What you will do —
Pictures in the records should not be copied, but every other part must be repeated exactly.

[Structured figure records]
▼▼▼

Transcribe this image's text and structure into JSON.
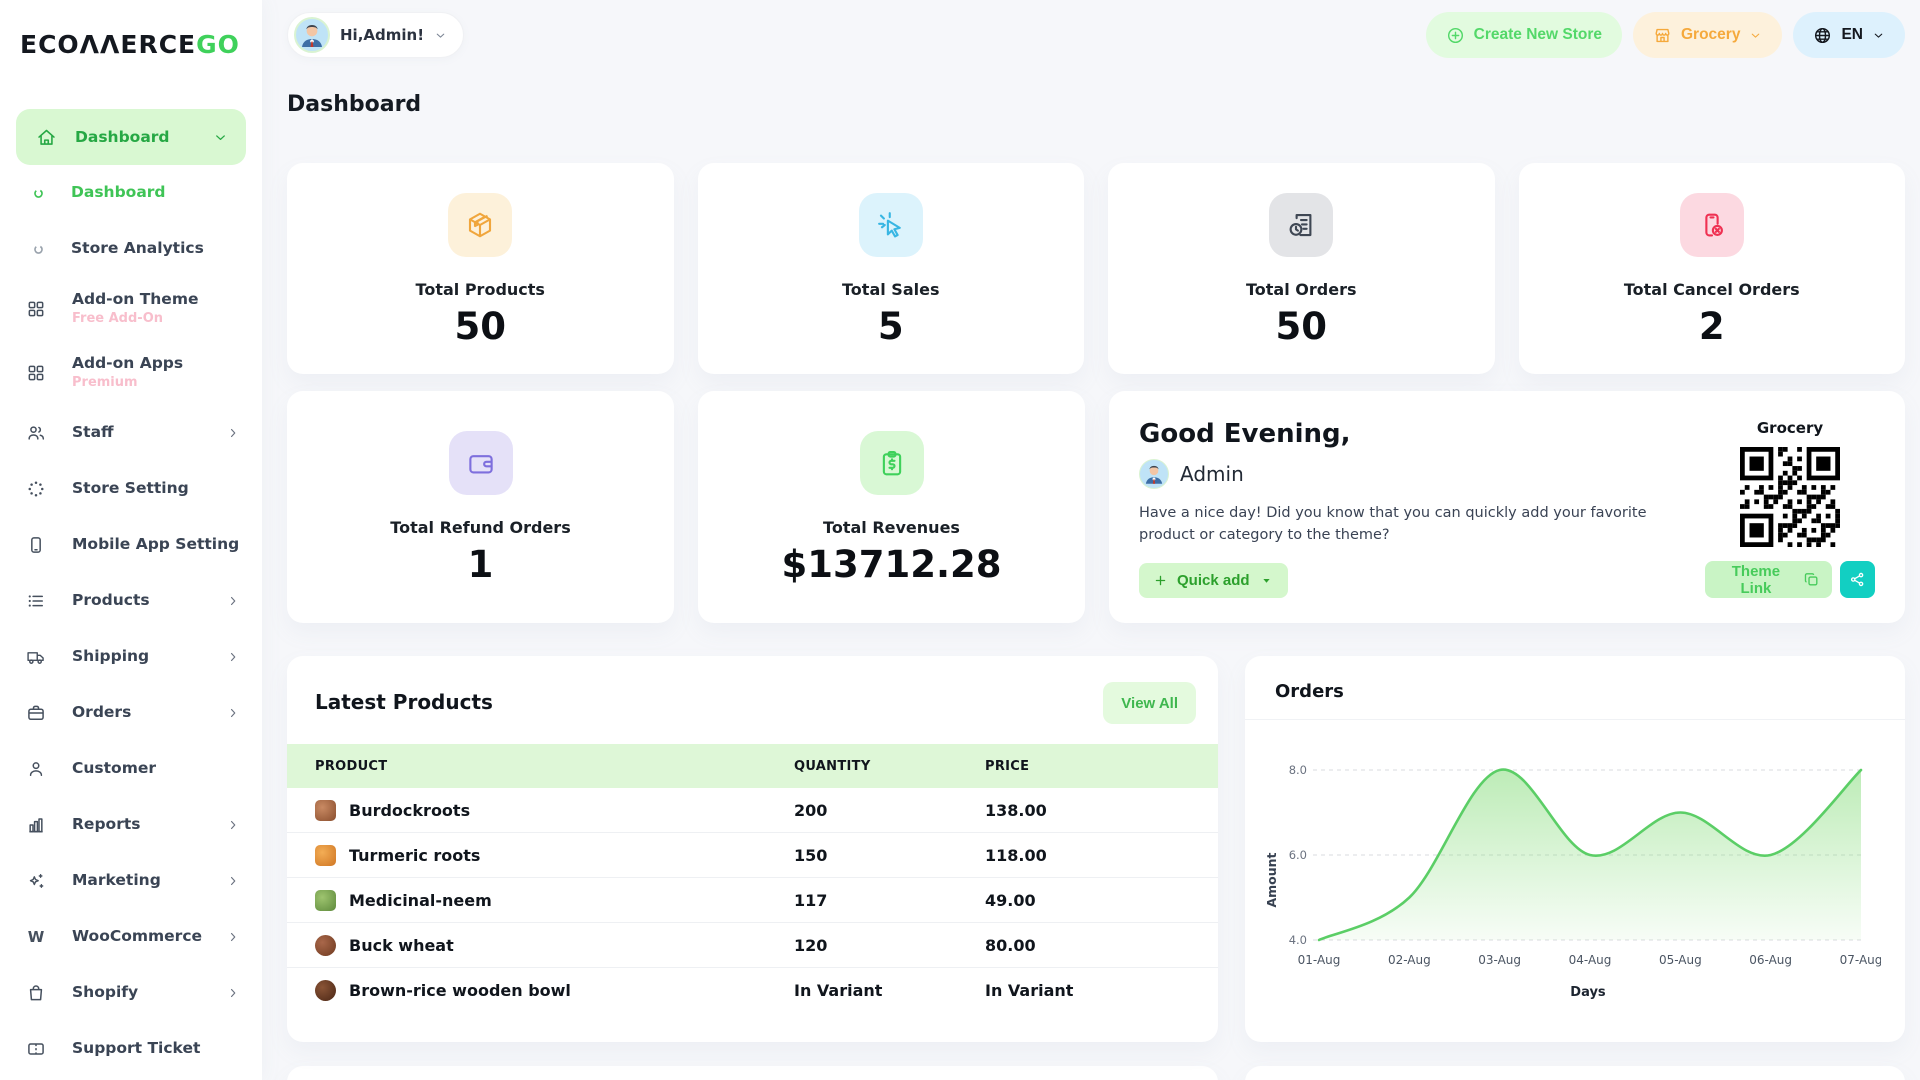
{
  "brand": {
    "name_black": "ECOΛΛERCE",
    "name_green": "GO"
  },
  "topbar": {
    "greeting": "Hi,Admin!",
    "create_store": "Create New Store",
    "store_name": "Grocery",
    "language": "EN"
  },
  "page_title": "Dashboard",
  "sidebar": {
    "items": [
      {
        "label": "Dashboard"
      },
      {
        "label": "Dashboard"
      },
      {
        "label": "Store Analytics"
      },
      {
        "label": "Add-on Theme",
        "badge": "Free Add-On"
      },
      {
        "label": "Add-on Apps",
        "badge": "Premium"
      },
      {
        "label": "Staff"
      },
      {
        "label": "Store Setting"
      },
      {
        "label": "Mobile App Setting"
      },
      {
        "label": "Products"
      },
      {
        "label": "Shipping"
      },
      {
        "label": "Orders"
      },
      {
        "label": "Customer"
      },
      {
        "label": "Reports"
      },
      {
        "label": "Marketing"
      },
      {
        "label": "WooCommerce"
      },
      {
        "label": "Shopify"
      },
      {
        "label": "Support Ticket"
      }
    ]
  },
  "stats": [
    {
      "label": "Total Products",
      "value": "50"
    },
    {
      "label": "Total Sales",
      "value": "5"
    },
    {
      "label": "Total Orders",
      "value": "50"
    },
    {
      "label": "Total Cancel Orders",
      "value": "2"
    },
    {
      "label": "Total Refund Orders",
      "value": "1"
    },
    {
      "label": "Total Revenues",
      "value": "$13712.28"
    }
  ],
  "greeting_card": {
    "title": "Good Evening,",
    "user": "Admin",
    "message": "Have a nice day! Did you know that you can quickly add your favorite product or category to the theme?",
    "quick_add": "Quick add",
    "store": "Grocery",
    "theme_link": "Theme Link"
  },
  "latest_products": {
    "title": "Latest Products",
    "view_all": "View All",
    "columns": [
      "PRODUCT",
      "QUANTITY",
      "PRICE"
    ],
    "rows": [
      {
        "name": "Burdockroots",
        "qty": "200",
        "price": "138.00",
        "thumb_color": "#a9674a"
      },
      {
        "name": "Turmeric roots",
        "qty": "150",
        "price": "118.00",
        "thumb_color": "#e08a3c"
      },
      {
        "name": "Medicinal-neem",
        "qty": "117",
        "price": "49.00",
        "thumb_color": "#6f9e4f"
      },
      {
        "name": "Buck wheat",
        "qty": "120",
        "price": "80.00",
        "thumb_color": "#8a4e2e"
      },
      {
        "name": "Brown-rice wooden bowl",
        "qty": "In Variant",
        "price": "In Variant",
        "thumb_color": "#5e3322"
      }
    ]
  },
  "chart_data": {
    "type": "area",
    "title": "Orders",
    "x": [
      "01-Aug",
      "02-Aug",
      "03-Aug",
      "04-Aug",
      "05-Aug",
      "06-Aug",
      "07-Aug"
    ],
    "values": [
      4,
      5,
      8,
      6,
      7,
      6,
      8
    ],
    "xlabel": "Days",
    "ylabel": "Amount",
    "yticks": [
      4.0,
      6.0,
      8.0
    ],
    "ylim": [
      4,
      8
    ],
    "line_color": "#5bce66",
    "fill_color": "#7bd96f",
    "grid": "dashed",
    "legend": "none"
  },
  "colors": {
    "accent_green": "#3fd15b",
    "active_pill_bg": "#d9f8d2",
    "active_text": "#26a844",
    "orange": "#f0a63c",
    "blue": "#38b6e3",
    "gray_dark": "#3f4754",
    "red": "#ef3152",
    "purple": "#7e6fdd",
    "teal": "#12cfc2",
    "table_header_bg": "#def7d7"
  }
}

▲▲▲

Solution —
Transcribe this image's text and structure into JSON.
{
  "brand": {
    "name_black": "ECOΛΛERCE",
    "name_green": "GO"
  },
  "topbar": {
    "greeting": "Hi,Admin!",
    "create_store": "Create New Store",
    "store_name": "Grocery",
    "language": "EN"
  },
  "page_title": "Dashboard",
  "sidebar": {
    "items": [
      {
        "label": "Dashboard"
      },
      {
        "label": "Dashboard"
      },
      {
        "label": "Store Analytics"
      },
      {
        "label": "Add-on Theme",
        "badge": "Free Add-On"
      },
      {
        "label": "Add-on Apps",
        "badge": "Premium"
      },
      {
        "label": "Staff"
      },
      {
        "label": "Store Setting"
      },
      {
        "label": "Mobile App Setting"
      },
      {
        "label": "Products"
      },
      {
        "label": "Shipping"
      },
      {
        "label": "Orders"
      },
      {
        "label": "Customer"
      },
      {
        "label": "Reports"
      },
      {
        "label": "Marketing"
      },
      {
        "label": "WooCommerce"
      },
      {
        "label": "Shopify"
      },
      {
        "label": "Support Ticket"
      }
    ]
  },
  "stats": [
    {
      "label": "Total Products",
      "value": "50"
    },
    {
      "label": "Total Sales",
      "value": "5"
    },
    {
      "label": "Total Orders",
      "value": "50"
    },
    {
      "label": "Total Cancel Orders",
      "value": "2"
    },
    {
      "label": "Total Refund Orders",
      "value": "1"
    },
    {
      "label": "Total Revenues",
      "value": "$13712.28"
    }
  ],
  "greeting_card": {
    "title": "Good Evening,",
    "user": "Admin",
    "message": "Have a nice day! Did you know that you can quickly add your favorite product or category to the theme?",
    "quick_add": "Quick add",
    "store": "Grocery",
    "theme_link": "Theme Link"
  },
  "latest_products": {
    "title": "Latest Products",
    "view_all": "View All",
    "columns": [
      "PRODUCT",
      "QUANTITY",
      "PRICE"
    ],
    "rows": [
      {
        "name": "Burdockroots",
        "qty": "200",
        "price": "138.00",
        "thumb_color": "#a9674a"
      },
      {
        "name": "Turmeric roots",
        "qty": "150",
        "price": "118.00",
        "thumb_color": "#e08a3c"
      },
      {
        "name": "Medicinal-neem",
        "qty": "117",
        "price": "49.00",
        "thumb_color": "#6f9e4f"
      },
      {
        "name": "Buck wheat",
        "qty": "120",
        "price": "80.00",
        "thumb_color": "#8a4e2e"
      },
      {
        "name": "Brown-rice wooden bowl",
        "qty": "In Variant",
        "price": "In Variant",
        "thumb_color": "#5e3322"
      }
    ]
  },
  "chart_data": {
    "type": "area",
    "title": "Orders",
    "x": [
      "01-Aug",
      "02-Aug",
      "03-Aug",
      "04-Aug",
      "05-Aug",
      "06-Aug",
      "07-Aug"
    ],
    "values": [
      4,
      5,
      8,
      6,
      7,
      6,
      8
    ],
    "xlabel": "Days",
    "ylabel": "Amount",
    "yticks": [
      4.0,
      6.0,
      8.0
    ],
    "ylim": [
      4,
      8
    ],
    "line_color": "#5bce66",
    "fill_color": "#7bd96f",
    "grid": "dashed",
    "legend": "none"
  },
  "colors": {
    "accent_green": "#3fd15b",
    "active_pill_bg": "#d9f8d2",
    "active_text": "#26a844",
    "orange": "#f0a63c",
    "blue": "#38b6e3",
    "gray_dark": "#3f4754",
    "red": "#ef3152",
    "purple": "#7e6fdd",
    "teal": "#12cfc2",
    "table_header_bg": "#def7d7"
  }
}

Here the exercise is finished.